> **RECORDS FOR THE EXERCISE**
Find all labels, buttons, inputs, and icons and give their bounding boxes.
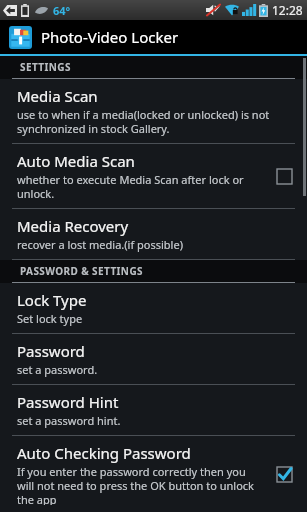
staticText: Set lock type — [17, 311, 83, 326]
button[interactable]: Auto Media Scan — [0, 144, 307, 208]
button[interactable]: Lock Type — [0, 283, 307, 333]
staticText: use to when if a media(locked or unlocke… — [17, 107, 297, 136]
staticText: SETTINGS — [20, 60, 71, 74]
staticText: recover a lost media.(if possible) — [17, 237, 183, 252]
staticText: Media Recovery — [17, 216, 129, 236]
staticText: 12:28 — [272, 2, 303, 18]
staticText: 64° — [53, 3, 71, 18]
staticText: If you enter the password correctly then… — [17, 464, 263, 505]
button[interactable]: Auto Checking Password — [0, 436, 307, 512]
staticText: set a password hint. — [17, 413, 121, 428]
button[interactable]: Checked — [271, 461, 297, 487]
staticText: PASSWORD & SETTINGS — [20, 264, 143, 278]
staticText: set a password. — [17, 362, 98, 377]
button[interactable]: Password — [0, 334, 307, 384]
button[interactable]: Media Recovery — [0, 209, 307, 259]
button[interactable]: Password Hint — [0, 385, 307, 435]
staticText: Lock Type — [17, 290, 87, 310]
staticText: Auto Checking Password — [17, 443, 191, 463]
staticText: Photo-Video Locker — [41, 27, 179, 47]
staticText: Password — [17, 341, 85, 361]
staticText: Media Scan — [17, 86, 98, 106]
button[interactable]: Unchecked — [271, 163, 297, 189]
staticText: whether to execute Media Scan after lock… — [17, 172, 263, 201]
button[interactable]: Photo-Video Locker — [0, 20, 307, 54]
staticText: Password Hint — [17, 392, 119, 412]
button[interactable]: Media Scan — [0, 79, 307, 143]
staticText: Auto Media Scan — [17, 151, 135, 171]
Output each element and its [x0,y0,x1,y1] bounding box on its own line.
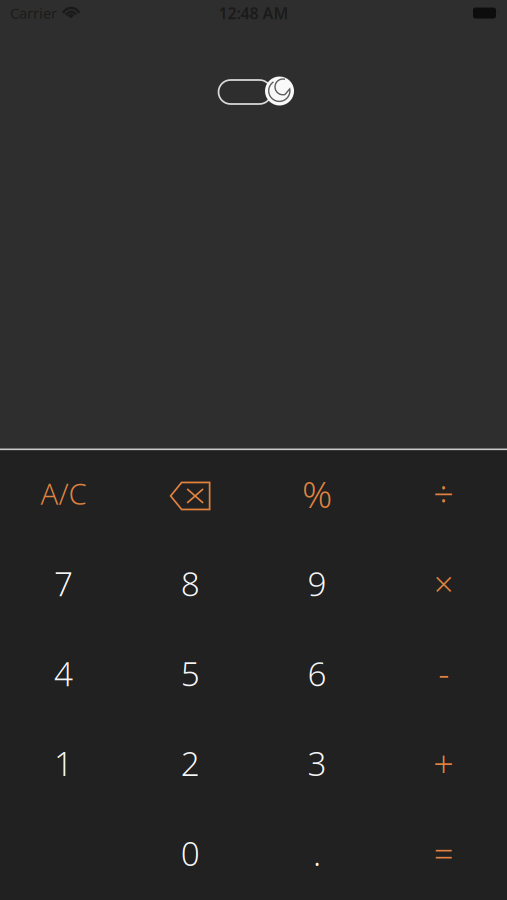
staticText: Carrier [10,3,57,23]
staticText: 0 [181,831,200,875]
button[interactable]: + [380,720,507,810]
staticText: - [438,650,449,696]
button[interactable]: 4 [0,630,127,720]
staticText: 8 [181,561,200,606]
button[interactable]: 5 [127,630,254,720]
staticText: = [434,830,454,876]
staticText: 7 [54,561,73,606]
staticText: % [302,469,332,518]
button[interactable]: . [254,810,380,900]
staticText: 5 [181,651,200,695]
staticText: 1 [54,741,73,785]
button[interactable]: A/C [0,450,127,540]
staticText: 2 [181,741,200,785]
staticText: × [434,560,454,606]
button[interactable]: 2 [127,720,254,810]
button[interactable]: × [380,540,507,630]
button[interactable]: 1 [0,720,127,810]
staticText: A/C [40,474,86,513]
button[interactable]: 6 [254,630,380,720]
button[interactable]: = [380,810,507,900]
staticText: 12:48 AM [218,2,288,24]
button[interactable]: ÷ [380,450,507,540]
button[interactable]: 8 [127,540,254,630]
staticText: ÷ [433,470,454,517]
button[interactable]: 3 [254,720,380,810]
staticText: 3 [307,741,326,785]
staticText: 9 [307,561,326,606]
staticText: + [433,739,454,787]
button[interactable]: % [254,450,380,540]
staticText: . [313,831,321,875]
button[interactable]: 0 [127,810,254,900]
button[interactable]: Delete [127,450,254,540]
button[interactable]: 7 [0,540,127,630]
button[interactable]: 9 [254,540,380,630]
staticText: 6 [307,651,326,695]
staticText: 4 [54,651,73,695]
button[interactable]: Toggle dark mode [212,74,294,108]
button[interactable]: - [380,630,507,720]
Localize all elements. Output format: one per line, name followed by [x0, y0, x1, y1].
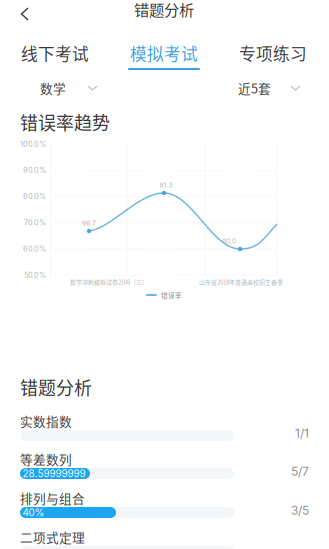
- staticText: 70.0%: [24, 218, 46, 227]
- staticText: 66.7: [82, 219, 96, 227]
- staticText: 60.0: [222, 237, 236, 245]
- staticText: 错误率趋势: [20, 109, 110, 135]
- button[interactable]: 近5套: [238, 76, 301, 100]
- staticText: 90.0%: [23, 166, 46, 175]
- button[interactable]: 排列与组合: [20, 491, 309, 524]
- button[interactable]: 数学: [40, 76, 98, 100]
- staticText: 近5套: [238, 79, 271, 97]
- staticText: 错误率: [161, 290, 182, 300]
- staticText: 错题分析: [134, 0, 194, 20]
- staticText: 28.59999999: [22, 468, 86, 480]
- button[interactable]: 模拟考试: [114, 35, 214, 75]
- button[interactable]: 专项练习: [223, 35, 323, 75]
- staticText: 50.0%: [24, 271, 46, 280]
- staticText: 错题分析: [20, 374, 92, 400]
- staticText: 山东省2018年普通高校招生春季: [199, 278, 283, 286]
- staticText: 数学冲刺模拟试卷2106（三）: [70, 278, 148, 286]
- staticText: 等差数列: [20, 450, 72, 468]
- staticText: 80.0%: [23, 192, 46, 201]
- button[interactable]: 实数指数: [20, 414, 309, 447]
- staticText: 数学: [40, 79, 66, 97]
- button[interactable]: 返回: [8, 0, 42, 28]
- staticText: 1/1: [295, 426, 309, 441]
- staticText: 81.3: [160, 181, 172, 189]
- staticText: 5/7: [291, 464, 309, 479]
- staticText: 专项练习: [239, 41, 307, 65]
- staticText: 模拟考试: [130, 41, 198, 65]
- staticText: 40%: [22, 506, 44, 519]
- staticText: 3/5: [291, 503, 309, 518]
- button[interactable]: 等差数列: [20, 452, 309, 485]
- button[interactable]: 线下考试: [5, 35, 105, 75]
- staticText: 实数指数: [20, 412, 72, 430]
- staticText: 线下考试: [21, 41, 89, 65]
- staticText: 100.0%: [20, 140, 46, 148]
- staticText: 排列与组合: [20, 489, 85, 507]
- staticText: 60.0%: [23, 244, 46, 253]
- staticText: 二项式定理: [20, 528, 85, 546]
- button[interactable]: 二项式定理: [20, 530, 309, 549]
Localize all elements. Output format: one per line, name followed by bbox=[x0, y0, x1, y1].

...

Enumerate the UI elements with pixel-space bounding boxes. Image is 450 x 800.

> **GIVEN REQUEST**
Please arrange the data from the line with "Find all labels, buttons, inputs, and" to the line with "staticText: 12:28 — [272, 2, 303, 18]" as a numbered list, including both of those lines. Leave out blank lines and pictures.

> **TASK ANSWER**
1. Find all labels, buttons, inputs, and icons and give their bounding boxes.
2. staticText: Set lock type — [17, 311, 83, 326]
3. button[interactable]: Auto Media Scan — [0, 144, 307, 208]
4. button[interactable]: Lock Type — [0, 283, 307, 333]
5. staticText: use to when if a media(locked or unlocke… — [17, 107, 297, 136]
6. staticText: SETTINGS — [20, 60, 71, 74]
7. staticText: recover a lost media.(if possible) — [17, 237, 183, 252]
8. staticText: Media Recovery — [17, 216, 129, 236]
9. staticText: 12:28 — [272, 2, 303, 18]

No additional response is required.